:: EXERCISE ::
Copy out all lines carrying the word "this".

[Source records]
## start

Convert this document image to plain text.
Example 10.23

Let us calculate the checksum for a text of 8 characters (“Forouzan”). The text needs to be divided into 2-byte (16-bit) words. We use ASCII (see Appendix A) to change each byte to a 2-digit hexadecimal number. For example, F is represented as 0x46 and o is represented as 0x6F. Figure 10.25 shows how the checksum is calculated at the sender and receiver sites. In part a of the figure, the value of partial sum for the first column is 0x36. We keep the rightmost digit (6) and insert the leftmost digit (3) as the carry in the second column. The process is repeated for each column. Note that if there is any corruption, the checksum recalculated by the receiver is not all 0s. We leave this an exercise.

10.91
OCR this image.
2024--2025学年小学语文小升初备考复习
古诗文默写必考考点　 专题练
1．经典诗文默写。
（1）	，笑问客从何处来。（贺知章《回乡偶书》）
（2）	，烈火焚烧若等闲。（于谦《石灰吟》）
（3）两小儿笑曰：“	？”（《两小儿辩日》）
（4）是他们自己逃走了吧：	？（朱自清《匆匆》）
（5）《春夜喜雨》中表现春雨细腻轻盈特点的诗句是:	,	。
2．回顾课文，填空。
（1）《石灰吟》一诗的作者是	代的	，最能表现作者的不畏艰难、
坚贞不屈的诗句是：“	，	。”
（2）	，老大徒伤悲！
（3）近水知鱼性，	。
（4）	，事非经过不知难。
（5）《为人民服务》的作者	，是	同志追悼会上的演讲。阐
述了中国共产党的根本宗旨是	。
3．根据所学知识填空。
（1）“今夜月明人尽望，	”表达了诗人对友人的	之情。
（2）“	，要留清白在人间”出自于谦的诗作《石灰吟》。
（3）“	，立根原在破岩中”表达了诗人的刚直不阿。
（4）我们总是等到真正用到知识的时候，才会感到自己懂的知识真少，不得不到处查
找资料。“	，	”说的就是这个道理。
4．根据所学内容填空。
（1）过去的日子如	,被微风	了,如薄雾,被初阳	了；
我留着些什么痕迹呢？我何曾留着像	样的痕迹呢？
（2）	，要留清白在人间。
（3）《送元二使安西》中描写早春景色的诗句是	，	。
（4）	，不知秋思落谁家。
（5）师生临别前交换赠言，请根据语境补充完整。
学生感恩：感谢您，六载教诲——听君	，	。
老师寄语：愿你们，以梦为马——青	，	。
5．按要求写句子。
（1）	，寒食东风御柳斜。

## end

:: ANSWER TO THE TASK ::
Convert this document image to plain text.
Let us calculate the checksum for a text of 8 characters (“Forouzan”). The text needs to be divided into 2-byte (16-bit) words. We use ASCII (see Appendix A) to change each byte to a 2-digit hexadecimal number. For example, F is represented as 0x46 and o is represented as 0x6F. Figure 10.25 shows how the checksum is calculated at the sender and receiver sites. In part a of the figure, the value of partial sum for the first column is 0x36. We keep the rightmost digit (6) and insert the leftmost digit (3) as the carry in the second column. The process is repeated for each column. Note that if there is any corruption, the checksum recalculated by the receiver is not all 0s. We leave this an exercise.
OCR this image.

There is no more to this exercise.